> **Your task**
Go through the listing and write out all of it exactly.

[START OF Material for this task]

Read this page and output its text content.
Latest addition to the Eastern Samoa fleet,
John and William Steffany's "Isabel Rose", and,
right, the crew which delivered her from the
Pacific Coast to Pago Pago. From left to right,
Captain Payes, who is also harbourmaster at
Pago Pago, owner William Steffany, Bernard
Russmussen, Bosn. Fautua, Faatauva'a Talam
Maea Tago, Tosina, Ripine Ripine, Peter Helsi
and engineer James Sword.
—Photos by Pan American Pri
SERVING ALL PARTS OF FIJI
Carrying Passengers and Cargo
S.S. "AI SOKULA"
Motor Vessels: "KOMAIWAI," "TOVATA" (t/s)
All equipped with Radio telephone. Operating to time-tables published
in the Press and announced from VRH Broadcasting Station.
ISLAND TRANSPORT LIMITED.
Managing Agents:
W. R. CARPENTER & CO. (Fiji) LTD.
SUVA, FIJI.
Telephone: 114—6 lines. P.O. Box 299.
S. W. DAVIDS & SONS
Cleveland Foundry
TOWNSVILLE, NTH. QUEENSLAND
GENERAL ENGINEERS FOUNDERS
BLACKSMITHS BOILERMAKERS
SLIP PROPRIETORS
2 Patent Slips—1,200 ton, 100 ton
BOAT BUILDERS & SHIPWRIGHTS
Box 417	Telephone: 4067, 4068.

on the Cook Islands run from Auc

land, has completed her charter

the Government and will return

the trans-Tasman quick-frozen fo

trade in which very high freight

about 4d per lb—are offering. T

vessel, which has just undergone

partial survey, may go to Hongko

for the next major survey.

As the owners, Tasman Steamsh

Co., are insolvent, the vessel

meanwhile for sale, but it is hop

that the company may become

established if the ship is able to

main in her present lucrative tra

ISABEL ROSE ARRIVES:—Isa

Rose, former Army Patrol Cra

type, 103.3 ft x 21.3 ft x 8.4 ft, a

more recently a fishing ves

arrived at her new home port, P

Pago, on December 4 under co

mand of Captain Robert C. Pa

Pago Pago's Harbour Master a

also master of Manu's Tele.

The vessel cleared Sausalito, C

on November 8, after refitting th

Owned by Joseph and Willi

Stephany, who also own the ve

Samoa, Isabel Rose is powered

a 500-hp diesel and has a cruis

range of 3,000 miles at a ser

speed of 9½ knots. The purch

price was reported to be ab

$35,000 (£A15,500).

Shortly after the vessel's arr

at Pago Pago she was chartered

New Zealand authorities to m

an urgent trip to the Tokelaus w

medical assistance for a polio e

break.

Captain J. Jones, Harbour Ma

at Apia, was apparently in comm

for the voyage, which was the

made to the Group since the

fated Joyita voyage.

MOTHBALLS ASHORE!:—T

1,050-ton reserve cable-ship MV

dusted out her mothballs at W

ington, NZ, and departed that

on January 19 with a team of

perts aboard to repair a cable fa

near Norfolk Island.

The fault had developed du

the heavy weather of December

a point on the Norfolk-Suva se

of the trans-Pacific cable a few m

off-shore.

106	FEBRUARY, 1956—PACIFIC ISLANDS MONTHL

[END OF Material for this task]

> **Answer in full**
Read this page and output its text content.
Latest addition to the Eastern Samoa fleet,
John and William Steffany's "Isabel Rose", and,
right, the crew which delivered her from the
Pacific Coast to Pago Pago. From left to right,
Captain Payes, who is also harbourmaster at
Pago Pago, owner William Steffany, Bernard
Russmussen, Bosn. Fautua, Faatauva'a Talam
Maea Tago, Tosina, Ripine Ripine, Peter Helsi
and engineer James Sword.
—Photos by Pan American Pri
SERVING ALL PARTS OF FIJI
Carrying Passengers and Cargo
S.S. "AI SOKULA"
Motor Vessels: "KOMAIWAI," "TOVATA" (t/s)
All equipped with Radio telephone. Operating to time-tables published
in the Press and announced from VRH Broadcasting Station.
ISLAND TRANSPORT LIMITED.
Managing Agents:
W. R. CARPENTER & CO. (Fiji) LTD.
SUVA, FIJI.
Telephone: 114—6 lines. P.O. Box 299.
S. W. DAVIDS & SONS
Cleveland Foundry
TOWNSVILLE, NTH. QUEENSLAND
GENERAL ENGINEERS FOUNDERS
BLACKSMITHS BOILERMAKERS
SLIP PROPRIETORS
2 Patent Slips—1,200 ton, 100 ton
BOAT BUILDERS & SHIPWRIGHTS
Box 417	Telephone: 4067, 4068.

on the Cook Islands run from Auc

land, has completed her charter

the Government and will return

the trans-Tasman quick-frozen fo

trade in which very high freight

about 4d per lb—are offering. T

vessel, which has just undergone

partial survey, may go to Hongko

for the next major survey.

As the owners, Tasman Steamsh

Co., are insolvent, the vessel

meanwhile for sale, but it is hop

that the company may become

established if the ship is able to

main in her present lucrative tra

ISABEL ROSE ARRIVES:—Isa

Rose, former Army Patrol Cra

type, 103.3 ft x 21.3 ft x 8.4 ft, a

more recently a fishing ves

arrived at her new home port, P

Pago, on December 4 under co

mand of Captain Robert C. Pa

Pago Pago's Harbour Master a

also master of Manu's Tele.

The vessel cleared Sausalito, C

on November 8, after refitting th

Owned by Joseph and Willi

Stephany, who also own the ve

Samoa, Isabel Rose is powered

a 500-hp diesel and has a cruis

range of 3,000 miles at a ser

speed of 9½ knots. The purch

price was reported to be ab

$35,000 (£A15,500).

Shortly after the vessel's arr

at Pago Pago she was chartered

New Zealand authorities to m

an urgent trip to the Tokelaus w

medical assistance for a polio e

break.

Captain J. Jones, Harbour Ma

at Apia, was apparently in comm

for the voyage, which was the

made to the Group since the

fated Joyita voyage.

MOTHBALLS ASHORE!:—T

1,050-ton reserve cable-ship MV

dusted out her mothballs at W

ington, NZ, and departed that

on January 19 with a team of

perts aboard to repair a cable fa

near Norfolk Island.

The fault had developed du

the heavy weather of December

a point on the Norfolk-Suva se

of the trans-Pacific cable a few m

off-shore.

106	FEBRUARY, 1956—PACIFIC ISLANDS MONTHL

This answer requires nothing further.